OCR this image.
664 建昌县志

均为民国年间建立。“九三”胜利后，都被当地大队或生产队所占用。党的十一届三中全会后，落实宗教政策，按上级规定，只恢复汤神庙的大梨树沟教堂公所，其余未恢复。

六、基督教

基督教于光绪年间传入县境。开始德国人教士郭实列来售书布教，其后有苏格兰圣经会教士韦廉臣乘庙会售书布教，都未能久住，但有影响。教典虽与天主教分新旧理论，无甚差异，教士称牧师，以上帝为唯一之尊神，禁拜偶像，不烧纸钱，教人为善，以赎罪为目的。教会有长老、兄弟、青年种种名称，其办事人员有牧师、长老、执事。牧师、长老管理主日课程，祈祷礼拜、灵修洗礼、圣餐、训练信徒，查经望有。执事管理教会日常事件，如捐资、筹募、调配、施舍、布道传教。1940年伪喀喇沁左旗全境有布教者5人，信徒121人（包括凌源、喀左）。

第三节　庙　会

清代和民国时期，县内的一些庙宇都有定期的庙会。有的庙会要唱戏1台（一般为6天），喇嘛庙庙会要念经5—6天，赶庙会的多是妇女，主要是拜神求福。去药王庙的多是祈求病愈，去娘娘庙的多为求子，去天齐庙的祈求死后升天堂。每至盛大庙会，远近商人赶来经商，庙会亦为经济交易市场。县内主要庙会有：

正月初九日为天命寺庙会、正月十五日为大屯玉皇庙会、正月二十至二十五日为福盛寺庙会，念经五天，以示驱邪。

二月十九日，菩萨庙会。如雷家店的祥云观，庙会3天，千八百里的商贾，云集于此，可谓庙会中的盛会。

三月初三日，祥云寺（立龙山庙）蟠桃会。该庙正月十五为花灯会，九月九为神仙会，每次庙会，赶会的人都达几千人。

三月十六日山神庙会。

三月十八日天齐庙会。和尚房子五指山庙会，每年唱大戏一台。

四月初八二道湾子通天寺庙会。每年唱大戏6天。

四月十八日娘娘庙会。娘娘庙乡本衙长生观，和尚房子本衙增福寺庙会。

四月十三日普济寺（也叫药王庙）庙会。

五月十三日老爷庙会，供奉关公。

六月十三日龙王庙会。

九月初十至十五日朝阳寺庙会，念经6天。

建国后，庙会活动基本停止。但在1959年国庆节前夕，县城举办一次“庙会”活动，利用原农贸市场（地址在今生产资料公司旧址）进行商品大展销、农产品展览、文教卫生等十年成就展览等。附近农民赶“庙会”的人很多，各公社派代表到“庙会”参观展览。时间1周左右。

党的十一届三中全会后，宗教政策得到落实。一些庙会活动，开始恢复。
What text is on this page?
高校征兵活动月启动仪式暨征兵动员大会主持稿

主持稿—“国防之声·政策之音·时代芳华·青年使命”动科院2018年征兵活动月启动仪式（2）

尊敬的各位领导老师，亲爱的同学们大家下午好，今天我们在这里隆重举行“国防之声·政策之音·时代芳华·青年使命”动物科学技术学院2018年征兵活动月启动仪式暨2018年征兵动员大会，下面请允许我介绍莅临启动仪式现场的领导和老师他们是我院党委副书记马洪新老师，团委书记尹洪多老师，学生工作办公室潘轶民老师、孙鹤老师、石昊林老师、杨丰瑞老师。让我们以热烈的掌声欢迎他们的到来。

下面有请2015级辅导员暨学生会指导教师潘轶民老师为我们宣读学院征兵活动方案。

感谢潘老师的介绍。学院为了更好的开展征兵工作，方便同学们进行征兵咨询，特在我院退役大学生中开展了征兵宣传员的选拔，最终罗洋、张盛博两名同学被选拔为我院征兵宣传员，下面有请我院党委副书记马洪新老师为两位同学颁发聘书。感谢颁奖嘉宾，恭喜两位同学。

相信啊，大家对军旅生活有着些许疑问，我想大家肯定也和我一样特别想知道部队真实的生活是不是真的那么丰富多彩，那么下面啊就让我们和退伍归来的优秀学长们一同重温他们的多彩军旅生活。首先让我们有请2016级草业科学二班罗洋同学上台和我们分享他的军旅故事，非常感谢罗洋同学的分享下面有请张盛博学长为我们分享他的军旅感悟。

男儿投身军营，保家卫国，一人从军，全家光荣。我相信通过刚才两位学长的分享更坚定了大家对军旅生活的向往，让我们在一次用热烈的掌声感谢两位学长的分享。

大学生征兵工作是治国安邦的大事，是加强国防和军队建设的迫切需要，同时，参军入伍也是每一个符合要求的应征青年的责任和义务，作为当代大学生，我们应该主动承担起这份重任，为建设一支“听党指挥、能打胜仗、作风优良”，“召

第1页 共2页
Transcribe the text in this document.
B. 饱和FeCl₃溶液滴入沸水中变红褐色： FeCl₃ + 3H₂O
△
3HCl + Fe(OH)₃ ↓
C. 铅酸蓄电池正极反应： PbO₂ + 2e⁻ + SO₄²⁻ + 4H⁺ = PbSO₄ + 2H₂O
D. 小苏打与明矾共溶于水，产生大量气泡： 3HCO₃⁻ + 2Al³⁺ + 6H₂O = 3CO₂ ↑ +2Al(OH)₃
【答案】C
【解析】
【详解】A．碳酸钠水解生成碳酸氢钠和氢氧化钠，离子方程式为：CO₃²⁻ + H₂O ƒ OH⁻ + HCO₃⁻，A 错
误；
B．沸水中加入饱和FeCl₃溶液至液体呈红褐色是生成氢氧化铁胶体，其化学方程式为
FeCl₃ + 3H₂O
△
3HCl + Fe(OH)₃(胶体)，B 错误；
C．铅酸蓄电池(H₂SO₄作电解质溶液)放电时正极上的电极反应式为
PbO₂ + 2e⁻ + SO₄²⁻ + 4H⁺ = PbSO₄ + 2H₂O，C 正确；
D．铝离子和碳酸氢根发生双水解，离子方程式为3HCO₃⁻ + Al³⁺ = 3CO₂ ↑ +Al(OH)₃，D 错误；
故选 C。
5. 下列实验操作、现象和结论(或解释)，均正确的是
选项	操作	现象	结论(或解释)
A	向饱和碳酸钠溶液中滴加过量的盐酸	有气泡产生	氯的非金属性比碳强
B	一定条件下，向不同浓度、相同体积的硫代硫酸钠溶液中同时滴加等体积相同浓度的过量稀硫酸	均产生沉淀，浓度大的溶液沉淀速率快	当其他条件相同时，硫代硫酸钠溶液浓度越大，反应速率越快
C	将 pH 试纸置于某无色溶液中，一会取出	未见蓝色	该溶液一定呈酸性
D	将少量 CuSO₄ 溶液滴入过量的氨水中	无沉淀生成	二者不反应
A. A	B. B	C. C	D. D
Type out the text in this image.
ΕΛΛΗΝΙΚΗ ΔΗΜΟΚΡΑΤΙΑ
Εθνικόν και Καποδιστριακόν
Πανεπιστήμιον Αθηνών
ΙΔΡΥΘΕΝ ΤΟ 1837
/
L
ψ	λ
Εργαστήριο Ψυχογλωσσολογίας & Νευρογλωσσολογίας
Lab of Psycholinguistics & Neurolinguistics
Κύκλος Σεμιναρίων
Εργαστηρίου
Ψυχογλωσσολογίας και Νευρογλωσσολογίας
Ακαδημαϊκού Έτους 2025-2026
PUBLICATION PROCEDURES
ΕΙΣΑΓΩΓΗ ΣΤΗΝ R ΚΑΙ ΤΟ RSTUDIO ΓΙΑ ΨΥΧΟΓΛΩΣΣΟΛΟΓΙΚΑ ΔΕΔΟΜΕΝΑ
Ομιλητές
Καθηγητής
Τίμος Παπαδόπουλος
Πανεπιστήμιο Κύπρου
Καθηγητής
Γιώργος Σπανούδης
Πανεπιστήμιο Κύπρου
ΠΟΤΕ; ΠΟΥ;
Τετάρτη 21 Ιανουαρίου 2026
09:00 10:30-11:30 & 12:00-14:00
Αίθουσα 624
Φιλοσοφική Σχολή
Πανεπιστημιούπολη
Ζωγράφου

━━━

-- Aim of the task --
In the listing, find every line containing the word "政策之音" and list it.

-- Answer below --
主持稿—“国防之声·政策之音·时代芳华·青年使命”动科院2018年征兵活动月启动仪式（2）
尊敬的各位领导老师，亲爱的同学们大家下午好，今天我们在这里隆重举行“国防之声·政策之音·时代芳华·青年使命”动物科学技术学院2018年征兵活动月启动仪式暨2018年征兵动员大会，下面请允许我介绍莅临启动仪式现场的领导和老师他们是我院党委副书记马洪新老师，团委书记尹洪多老师，学生工作办公室潘轶民老师、孙鹤老师、石昊林老师、杨丰瑞老师。让我们以热烈的掌声欢迎他们的到来。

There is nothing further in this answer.